Given entries →
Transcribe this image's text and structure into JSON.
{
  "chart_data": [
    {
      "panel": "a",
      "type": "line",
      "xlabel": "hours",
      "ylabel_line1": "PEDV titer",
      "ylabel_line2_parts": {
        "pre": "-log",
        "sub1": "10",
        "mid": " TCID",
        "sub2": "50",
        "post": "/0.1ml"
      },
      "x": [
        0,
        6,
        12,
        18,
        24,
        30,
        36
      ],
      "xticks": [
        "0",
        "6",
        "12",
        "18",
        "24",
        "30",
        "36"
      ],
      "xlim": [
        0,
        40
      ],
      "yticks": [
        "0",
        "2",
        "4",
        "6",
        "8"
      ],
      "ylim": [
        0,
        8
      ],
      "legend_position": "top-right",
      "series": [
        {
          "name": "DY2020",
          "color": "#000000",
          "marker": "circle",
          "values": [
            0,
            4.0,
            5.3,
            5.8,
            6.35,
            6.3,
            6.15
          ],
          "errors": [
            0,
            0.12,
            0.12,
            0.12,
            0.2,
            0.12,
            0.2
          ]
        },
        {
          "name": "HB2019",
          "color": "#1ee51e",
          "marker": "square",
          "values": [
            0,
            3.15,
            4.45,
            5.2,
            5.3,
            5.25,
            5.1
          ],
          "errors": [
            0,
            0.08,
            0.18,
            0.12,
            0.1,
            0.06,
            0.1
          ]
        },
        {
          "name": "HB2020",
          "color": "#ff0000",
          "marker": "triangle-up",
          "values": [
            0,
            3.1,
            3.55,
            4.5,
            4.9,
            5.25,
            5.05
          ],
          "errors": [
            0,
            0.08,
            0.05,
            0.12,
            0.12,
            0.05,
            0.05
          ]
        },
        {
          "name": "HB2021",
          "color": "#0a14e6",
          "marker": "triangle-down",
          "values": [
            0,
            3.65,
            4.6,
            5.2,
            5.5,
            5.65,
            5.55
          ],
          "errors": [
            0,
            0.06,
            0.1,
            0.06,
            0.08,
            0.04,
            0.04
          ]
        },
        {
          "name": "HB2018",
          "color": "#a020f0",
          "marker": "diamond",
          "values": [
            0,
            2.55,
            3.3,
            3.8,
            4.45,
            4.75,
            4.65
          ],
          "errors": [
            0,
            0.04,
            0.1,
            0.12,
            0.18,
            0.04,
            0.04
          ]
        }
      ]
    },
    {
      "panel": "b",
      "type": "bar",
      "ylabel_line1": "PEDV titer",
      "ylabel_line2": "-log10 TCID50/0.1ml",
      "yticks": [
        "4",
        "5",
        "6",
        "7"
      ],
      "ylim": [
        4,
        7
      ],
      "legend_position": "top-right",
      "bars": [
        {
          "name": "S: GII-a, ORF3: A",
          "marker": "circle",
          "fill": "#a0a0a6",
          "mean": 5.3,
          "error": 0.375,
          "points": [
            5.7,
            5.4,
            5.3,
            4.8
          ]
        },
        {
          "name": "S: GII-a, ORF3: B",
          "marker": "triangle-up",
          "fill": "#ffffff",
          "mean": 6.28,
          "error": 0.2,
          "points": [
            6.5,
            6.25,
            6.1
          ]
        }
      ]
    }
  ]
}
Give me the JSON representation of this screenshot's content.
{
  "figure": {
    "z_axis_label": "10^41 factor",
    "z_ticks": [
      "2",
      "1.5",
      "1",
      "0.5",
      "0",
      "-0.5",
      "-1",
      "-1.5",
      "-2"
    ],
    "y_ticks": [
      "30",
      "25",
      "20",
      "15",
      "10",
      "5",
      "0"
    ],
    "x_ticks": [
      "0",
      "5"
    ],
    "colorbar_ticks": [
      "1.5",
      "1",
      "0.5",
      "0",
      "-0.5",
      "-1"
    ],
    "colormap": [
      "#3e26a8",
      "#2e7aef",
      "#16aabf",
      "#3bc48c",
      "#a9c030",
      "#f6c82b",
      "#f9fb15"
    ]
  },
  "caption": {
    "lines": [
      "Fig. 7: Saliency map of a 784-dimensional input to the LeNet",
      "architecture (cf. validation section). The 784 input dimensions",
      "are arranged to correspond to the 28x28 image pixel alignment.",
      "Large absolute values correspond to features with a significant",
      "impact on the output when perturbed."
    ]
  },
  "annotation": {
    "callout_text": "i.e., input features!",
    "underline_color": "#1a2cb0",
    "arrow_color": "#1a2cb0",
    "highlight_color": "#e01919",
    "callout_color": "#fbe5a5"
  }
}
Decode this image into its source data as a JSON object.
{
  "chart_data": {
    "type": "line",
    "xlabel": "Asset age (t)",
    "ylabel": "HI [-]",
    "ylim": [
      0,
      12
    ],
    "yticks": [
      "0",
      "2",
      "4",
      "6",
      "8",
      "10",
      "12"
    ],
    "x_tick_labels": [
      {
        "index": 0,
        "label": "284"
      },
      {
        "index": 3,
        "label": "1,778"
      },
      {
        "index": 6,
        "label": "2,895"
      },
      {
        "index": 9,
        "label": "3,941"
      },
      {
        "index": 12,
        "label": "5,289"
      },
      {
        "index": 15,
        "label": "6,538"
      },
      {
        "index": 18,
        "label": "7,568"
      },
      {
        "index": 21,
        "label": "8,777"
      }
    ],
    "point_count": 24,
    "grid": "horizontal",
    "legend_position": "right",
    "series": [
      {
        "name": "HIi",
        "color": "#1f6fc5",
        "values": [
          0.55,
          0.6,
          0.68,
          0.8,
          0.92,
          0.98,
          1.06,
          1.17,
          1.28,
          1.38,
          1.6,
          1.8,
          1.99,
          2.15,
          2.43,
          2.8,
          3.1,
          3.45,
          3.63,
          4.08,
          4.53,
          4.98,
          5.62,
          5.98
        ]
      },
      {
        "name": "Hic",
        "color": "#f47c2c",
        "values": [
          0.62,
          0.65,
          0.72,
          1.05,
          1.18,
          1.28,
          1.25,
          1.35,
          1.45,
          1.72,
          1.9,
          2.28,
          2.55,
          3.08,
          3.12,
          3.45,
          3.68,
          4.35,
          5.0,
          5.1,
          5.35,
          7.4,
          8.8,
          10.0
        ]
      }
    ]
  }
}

What is needed → Determine how many lines above contain "image" as a word or string. Give the number alone.

Exercise answer → 3